> [Cosa fare] Stampa parola per parola il brano del testo sul cromlech di Dreamland che comincia con "Quando si decise" e termina con "presenza sul territorio.".

> [Testo della pagina]
====
Il rito del “Palo di Beltane” di Maggio, conosciuto anche come il “May Pole”, è praticato in tutti i Paesi dell’Europa, compresi il nord e sud Italia

In Piemonte sopravvivono antiche tradizioni dell’epopea celtica. La leggenda di Fetonte e il cerchio di pietre costruito dai suoi aiutanti di metallo dorato riecheggiano nell’iniziativa dello Stone circle di Dreamland, costruito per dare visibilità alla filosofia naturale dei Celti. Le tradizioni delle “Famiglie celtiche” delle Valli riportano storie dimenticate che ruotano intorno al Parco La Mandria coinvolgendo la figura della “Bela Rosin”, l’enigmatica amante di Re Vittorio Emanuele II


Il cromlech di Dreamland e la storia dimenticata

Quando si decise di realizzare il Cromlech di Dreamland non avremmo mai immaginato quel che sarebbe accaduto in seguito e quale significato storico e morale avrebbe potuto risvegliare con la sua presenza sul territorio.

La sua costruzione è andata infatti ben oltre l’intenzione di farne un evento che doveva dare visibilità all’antica cultura dei Celti, giungendo a catalizzare una serie di situazioni che hanno aperto uno squarcio sulla storia antica dei Celti delle Valli di Lanzo. Ci siamo così trovati ad essere proiettati in una sorta di viaggio nel tempo in cui gli antichi miti del Celtismo e gli eventi della storia odierna si sono saldati in una continuità inaspettata, riportando alla luce antiche cronache dimenticate, se non volutamente occultate, della storia.

Tutto ebbe inizio all’epoca in cui, insieme a Rosalba Nattero, stavo scrivendo “Rama Vive”. Un lavoro che nasceva dalla scoperta di resti di mura megalitiche in Val di Susa che si ritenevano essere le vestigia della leggendaria città di Rama, con lo scopo di dare visibilità al patrimonio megalitico dimenticato del Piemonte e delle sue relazioni con quello, più noto, dell’Europa.
====
> [Materiale fornito]
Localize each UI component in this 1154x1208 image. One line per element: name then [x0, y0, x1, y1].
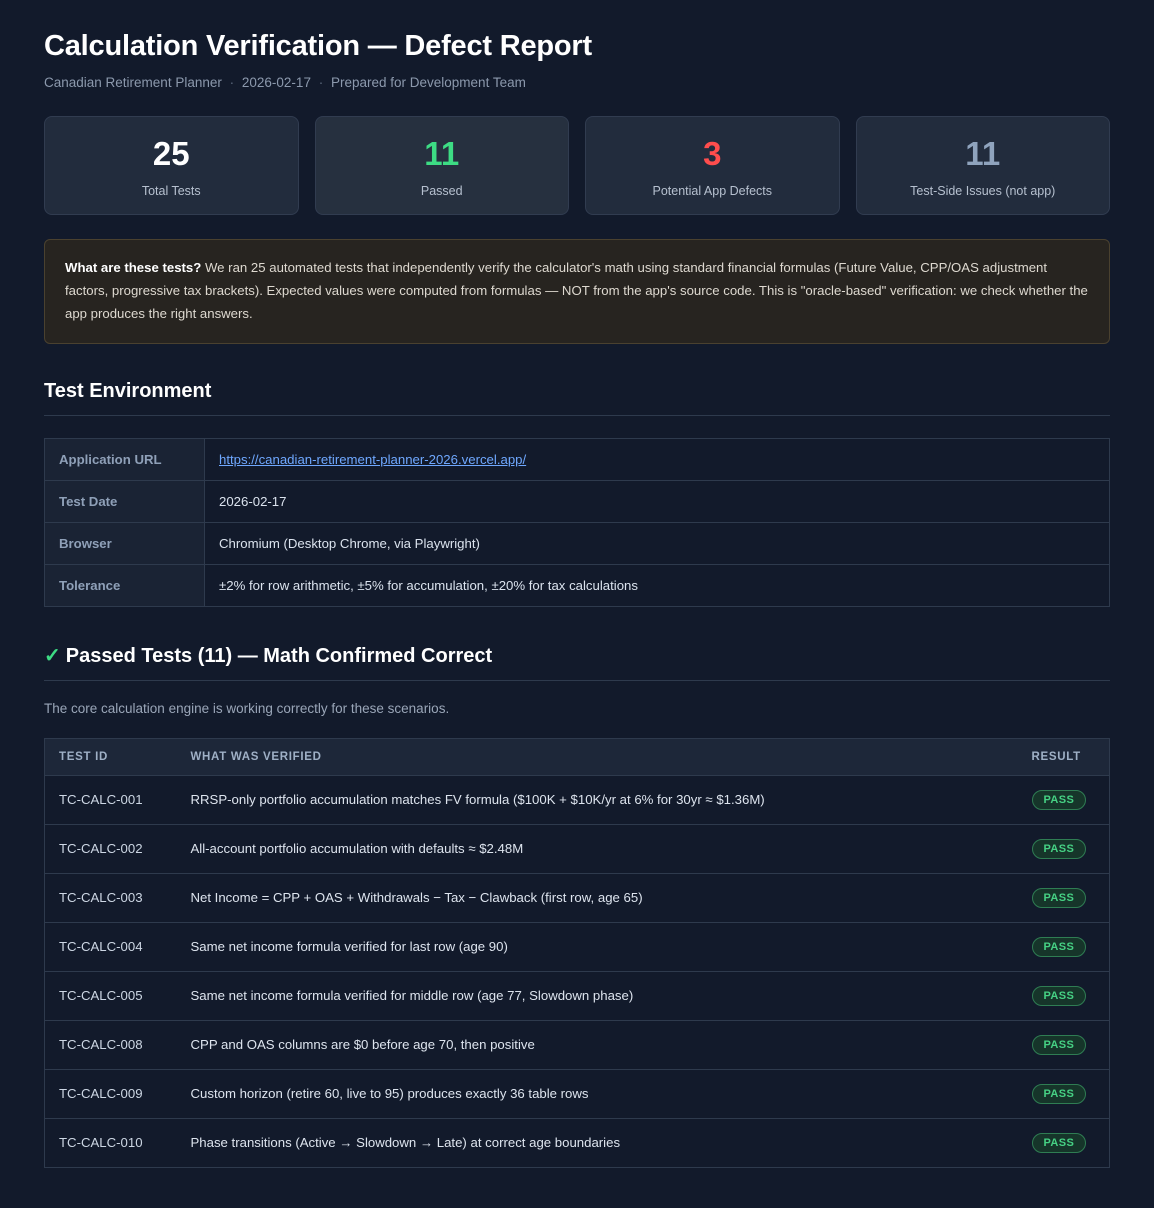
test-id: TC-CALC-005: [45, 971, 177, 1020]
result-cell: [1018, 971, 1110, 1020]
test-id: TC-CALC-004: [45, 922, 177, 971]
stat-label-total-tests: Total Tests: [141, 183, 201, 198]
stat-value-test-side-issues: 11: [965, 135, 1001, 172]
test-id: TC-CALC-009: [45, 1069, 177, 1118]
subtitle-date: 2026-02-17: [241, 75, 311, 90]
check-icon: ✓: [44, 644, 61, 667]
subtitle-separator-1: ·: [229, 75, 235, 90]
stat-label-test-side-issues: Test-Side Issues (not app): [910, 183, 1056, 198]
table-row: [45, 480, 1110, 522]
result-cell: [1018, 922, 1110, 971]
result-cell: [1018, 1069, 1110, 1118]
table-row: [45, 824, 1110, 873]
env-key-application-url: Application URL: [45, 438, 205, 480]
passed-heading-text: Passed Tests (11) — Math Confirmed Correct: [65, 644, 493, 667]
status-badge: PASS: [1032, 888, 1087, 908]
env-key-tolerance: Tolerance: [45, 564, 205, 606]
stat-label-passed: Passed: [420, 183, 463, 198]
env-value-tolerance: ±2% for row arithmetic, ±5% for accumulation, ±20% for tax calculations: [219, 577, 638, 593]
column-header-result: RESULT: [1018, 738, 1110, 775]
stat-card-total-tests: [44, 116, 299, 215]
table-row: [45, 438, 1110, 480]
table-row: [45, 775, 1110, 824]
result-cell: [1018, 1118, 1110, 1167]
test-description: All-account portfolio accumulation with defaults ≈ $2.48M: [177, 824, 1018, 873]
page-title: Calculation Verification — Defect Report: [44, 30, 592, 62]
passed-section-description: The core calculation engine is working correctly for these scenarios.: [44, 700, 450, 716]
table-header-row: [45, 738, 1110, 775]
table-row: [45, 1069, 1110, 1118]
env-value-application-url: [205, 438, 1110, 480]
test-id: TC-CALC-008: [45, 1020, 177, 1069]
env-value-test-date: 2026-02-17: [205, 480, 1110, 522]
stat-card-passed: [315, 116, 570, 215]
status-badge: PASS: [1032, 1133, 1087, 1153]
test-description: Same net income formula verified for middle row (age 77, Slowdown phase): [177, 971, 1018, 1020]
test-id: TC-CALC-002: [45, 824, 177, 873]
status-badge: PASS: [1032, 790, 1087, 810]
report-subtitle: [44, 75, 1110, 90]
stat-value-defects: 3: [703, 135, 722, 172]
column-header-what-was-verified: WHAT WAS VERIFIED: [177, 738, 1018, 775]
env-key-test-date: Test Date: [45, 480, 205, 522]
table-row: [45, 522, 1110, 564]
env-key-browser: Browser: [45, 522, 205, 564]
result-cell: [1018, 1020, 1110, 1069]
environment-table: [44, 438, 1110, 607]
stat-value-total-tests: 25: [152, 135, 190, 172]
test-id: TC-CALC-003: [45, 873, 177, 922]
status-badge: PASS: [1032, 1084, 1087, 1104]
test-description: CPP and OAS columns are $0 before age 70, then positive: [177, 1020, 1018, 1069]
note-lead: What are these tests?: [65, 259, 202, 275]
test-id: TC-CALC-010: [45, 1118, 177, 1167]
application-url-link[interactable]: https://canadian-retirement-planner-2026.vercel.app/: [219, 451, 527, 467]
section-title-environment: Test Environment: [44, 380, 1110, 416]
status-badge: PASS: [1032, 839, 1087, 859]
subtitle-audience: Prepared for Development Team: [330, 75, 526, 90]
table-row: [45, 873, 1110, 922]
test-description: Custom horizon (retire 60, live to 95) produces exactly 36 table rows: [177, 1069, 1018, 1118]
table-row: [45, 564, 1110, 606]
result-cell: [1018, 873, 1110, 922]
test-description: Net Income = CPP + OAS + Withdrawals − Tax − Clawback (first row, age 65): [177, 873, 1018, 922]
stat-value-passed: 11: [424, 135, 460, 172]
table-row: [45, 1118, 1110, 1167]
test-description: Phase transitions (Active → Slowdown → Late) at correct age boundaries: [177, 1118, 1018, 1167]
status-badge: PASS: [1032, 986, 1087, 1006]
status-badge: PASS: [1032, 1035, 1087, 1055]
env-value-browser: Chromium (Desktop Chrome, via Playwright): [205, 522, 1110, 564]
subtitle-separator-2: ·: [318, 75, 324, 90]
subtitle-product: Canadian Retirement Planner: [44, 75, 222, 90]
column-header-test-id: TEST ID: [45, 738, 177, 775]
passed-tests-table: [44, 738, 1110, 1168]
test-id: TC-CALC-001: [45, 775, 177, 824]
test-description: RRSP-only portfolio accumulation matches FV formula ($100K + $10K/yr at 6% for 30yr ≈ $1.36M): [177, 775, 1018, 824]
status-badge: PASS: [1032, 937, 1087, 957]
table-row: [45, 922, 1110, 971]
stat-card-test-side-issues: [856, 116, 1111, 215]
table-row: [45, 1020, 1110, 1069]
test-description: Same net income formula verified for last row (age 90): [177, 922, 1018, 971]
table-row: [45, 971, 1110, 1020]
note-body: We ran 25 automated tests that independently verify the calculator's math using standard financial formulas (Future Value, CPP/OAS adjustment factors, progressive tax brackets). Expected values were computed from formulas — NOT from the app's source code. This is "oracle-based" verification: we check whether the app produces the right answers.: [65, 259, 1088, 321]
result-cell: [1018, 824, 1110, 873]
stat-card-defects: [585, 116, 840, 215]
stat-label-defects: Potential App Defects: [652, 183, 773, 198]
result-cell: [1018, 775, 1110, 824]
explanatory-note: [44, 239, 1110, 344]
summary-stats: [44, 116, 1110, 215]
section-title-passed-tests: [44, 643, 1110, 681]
====
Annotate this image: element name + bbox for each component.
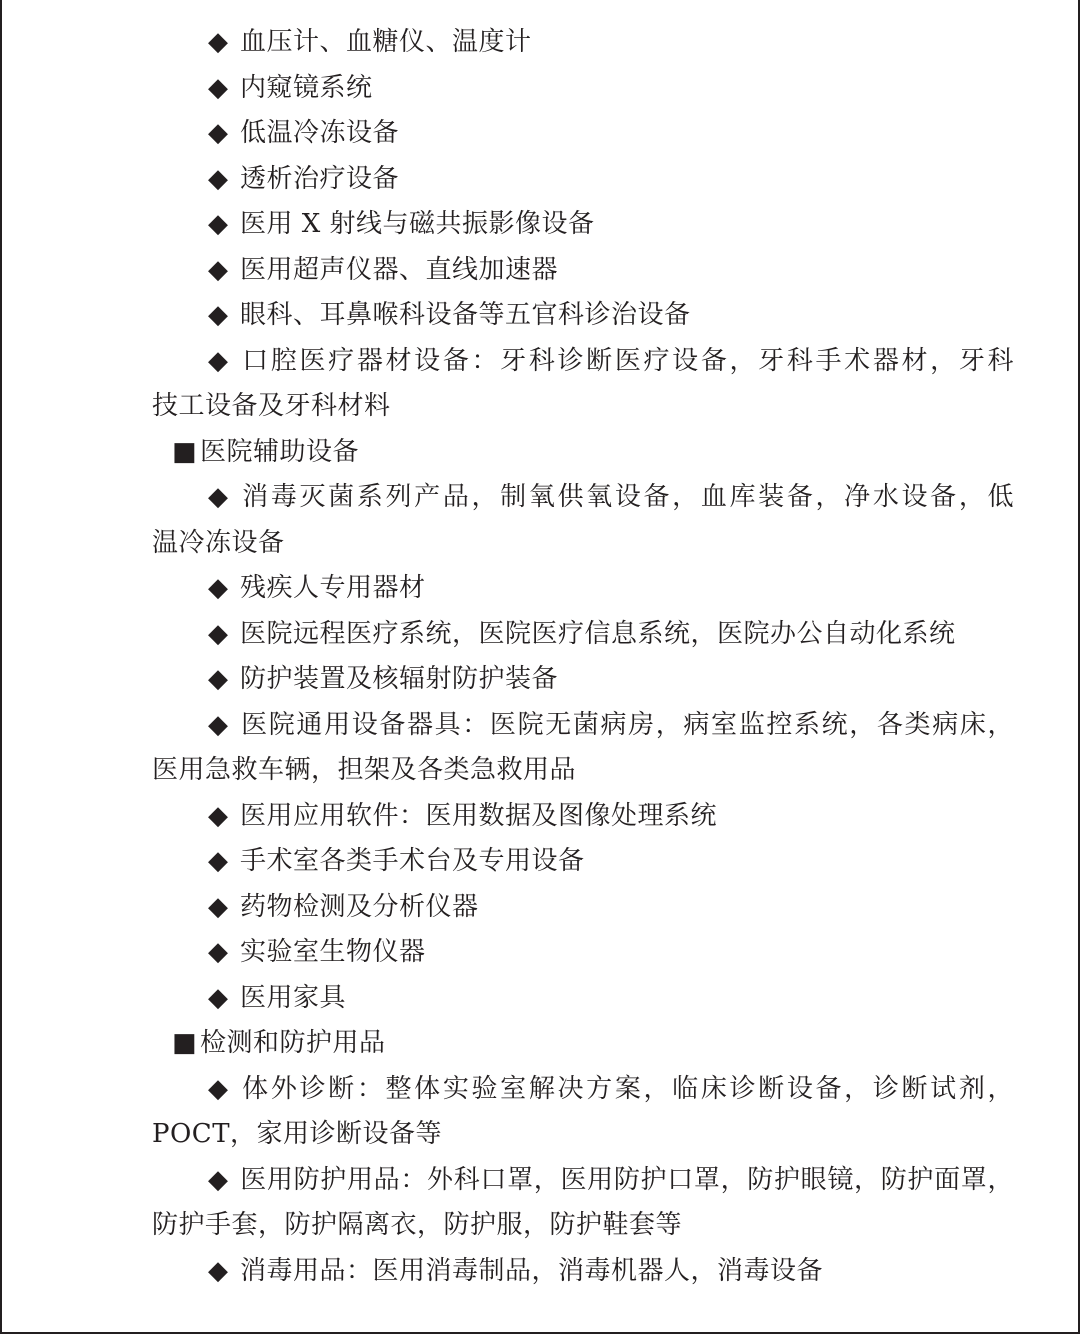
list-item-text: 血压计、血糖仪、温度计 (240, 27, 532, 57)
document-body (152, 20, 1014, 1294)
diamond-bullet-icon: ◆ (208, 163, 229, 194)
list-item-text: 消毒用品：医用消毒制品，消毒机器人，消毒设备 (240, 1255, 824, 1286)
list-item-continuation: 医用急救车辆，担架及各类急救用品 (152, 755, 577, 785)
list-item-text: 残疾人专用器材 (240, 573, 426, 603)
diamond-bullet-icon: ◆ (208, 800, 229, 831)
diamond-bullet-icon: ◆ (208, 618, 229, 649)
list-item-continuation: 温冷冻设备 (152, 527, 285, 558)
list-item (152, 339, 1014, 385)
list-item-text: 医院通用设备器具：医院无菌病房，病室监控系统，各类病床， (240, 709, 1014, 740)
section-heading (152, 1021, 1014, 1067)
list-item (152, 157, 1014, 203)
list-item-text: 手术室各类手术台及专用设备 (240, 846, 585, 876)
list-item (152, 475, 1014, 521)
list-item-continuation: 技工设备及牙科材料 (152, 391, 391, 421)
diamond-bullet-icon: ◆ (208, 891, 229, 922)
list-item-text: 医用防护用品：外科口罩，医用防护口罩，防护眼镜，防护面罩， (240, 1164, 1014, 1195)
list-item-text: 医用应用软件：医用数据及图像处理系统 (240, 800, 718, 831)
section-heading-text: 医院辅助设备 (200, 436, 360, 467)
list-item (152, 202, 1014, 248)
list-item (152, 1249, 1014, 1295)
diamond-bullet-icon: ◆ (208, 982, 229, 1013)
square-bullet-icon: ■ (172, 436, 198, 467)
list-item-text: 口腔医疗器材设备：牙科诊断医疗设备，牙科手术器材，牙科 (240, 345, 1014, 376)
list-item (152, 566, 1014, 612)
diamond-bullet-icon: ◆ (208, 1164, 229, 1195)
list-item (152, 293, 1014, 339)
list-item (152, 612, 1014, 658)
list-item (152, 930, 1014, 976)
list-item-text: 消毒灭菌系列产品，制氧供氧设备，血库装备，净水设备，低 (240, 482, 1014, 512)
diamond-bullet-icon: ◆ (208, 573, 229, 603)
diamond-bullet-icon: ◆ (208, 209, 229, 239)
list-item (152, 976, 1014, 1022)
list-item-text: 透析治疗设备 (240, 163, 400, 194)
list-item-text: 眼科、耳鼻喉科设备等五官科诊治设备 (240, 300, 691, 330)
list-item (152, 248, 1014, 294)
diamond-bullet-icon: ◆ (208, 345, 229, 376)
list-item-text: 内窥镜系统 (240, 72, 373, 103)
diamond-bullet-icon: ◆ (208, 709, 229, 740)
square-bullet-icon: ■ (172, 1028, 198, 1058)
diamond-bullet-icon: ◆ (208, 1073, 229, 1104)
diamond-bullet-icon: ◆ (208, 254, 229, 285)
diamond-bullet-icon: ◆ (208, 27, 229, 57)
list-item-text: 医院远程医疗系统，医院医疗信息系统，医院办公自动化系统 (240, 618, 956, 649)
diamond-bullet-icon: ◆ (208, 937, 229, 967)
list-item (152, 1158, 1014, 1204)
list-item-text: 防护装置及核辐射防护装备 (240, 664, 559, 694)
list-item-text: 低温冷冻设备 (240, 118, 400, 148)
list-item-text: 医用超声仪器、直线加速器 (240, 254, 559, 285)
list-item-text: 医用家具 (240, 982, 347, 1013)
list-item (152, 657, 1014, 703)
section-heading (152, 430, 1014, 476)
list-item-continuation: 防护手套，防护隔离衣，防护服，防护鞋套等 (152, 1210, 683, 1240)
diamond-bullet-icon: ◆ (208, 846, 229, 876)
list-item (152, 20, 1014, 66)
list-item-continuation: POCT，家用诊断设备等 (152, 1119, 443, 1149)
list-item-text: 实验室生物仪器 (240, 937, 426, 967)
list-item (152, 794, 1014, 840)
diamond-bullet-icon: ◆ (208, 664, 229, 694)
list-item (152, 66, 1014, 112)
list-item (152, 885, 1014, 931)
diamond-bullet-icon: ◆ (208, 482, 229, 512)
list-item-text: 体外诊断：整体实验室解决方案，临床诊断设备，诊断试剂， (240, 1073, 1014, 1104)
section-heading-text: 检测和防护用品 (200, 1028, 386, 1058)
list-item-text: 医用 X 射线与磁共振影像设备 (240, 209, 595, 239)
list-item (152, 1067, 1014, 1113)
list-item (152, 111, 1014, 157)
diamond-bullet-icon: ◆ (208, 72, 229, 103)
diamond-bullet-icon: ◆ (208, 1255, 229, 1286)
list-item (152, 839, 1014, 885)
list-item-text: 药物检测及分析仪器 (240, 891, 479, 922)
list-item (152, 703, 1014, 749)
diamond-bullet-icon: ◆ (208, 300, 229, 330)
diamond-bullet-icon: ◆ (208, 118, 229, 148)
====
> [Soluzione proposta]
Quando si decise di realizzare il Cromlech di Dreamland non avremmo mai immaginato quel che sarebbe accaduto in seguito e quale significato storico e morale avrebbe potuto risvegliare con la sua presenza sul territorio.